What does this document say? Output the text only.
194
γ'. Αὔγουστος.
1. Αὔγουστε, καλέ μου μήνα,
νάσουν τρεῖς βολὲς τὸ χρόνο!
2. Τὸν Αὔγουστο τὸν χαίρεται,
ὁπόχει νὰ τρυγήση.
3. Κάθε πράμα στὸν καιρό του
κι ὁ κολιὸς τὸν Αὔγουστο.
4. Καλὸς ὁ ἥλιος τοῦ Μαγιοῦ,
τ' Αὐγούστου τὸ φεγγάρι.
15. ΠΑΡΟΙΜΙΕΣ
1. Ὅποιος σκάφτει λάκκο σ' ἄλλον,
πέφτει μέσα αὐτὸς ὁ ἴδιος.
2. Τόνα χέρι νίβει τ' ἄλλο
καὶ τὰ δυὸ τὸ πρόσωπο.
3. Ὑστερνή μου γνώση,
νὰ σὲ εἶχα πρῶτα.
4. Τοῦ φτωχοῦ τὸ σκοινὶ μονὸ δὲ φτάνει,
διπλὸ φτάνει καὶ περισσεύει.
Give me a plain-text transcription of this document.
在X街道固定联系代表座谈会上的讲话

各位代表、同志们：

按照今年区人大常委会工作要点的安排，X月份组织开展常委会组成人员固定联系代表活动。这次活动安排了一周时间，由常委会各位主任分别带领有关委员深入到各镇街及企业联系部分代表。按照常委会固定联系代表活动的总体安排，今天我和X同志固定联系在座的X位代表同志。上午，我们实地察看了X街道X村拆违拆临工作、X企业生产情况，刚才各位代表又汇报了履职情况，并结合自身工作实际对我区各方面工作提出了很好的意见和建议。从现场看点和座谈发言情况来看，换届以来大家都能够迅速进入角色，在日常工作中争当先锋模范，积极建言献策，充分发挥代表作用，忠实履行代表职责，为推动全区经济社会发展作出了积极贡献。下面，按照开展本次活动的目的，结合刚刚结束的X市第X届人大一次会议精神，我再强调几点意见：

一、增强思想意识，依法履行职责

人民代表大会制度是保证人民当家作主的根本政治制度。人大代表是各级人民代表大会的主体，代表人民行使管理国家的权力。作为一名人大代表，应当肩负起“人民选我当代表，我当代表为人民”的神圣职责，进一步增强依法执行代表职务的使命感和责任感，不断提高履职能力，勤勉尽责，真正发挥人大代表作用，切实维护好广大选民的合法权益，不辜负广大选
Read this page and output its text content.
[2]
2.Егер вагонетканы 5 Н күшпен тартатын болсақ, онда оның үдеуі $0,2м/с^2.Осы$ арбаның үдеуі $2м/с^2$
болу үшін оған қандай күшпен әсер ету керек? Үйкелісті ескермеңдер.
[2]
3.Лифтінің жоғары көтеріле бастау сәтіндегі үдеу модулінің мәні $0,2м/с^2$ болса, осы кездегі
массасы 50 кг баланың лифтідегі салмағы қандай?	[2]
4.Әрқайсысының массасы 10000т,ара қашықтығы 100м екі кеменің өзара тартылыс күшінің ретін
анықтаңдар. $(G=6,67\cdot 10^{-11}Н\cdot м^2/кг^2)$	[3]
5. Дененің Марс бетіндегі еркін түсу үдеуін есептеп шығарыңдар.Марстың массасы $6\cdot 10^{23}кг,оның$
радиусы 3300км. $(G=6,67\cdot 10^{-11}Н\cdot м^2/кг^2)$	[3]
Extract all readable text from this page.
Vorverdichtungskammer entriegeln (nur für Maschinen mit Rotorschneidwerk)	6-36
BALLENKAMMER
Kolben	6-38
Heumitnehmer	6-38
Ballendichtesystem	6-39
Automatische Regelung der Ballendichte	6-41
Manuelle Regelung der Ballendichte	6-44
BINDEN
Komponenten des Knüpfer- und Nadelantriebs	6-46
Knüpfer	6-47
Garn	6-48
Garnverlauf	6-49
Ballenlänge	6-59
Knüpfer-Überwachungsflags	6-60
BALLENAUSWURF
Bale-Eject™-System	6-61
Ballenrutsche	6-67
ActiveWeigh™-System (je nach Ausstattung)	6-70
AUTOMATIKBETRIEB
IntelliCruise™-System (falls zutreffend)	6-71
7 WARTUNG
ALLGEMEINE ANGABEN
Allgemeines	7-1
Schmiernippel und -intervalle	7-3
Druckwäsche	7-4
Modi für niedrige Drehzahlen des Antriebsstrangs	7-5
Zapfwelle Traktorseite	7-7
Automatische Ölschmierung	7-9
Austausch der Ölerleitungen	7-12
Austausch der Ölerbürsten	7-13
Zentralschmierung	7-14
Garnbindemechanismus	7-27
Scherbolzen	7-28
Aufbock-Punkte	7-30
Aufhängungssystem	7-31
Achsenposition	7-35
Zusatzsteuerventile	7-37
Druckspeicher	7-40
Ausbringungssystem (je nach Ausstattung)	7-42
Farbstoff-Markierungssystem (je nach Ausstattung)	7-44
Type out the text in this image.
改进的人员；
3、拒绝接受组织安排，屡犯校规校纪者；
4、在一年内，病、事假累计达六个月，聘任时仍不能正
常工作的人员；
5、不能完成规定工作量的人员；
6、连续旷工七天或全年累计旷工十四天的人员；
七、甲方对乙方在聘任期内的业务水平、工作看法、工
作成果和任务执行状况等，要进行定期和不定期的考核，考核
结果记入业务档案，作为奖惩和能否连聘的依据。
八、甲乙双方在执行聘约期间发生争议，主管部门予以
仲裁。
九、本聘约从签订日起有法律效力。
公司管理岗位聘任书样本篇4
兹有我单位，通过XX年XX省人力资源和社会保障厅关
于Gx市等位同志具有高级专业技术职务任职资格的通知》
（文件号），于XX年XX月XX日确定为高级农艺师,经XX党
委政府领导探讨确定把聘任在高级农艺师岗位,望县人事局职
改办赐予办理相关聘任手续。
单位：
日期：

Given exercise
Set down only these lines, exactly: the line containing "Extract all readable text from this page." and each line after it, through the end of the listing.

Task solution
Extract all readable text from this page.
Vorverdichtungskammer entriegeln (nur für Maschinen mit Rotorschneidwerk)	6-36
BALLENKAMMER
Kolben	6-38
Heumitnehmer	6-38
Ballendichtesystem	6-39
Automatische Regelung der Ballendichte	6-41
Manuelle Regelung der Ballendichte	6-44
BINDEN
Komponenten des Knüpfer- und Nadelantriebs	6-46
Knüpfer	6-47
Garn	6-48
Garnverlauf	6-49
Ballenlänge	6-59
Knüpfer-Überwachungsflags	6-60
BALLENAUSWURF
Bale-Eject™-System	6-61
Ballenrutsche	6-67
ActiveWeigh™-System (je nach Ausstattung)	6-70
AUTOMATIKBETRIEB
IntelliCruise™-System (falls zutreffend)	6-71
7 WARTUNG
ALLGEMEINE ANGABEN
Allgemeines	7-1
Schmiernippel und -intervalle	7-3
Druckwäsche	7-4
Modi für niedrige Drehzahlen des Antriebsstrangs	7-5
Zapfwelle Traktorseite	7-7
Automatische Ölschmierung	7-9
Austausch der Ölerleitungen	7-12
Austausch der Ölerbürsten	7-13
Zentralschmierung	7-14
Garnbindemechanismus	7-27
Scherbolzen	7-28
Aufbock-Punkte	7-30
Aufhängungssystem	7-31
Achsenposition	7-35
Zusatzsteuerventile	7-37
Druckspeicher	7-40
Ausbringungssystem (je nach Ausstattung)	7-42
Farbstoff-Markierungssystem (je nach Ausstattung)	7-44
Type out the text in this image.
改进的人员；
3、拒绝接受组织安排，屡犯校规校纪者；
4、在一年内，病、事假累计达六个月，聘任时仍不能正
常工作的人员；
5、不能完成规定工作量的人员；
6、连续旷工七天或全年累计旷工十四天的人员；
七、甲方对乙方在聘任期内的业务水平、工作看法、工
作成果和任务执行状况等，要进行定期和不定期的考核，考核
结果记入业务档案，作为奖惩和能否连聘的依据。
八、甲乙双方在执行聘约期间发生争议，主管部门予以
仲裁。
九、本聘约从签订日起有法律效力。
公司管理岗位聘任书样本篇4
兹有我单位，通过XX年XX省人力资源和社会保障厅关
于Gx市等位同志具有高级专业技术职务任职资格的通知》
（文件号），于XX年XX月XX日确定为高级农艺师,经XX党
委政府领导探讨确定把聘任在高级农艺师岗位,望县人事局职
改办赐予办理相关聘任手续。
单位：
日期：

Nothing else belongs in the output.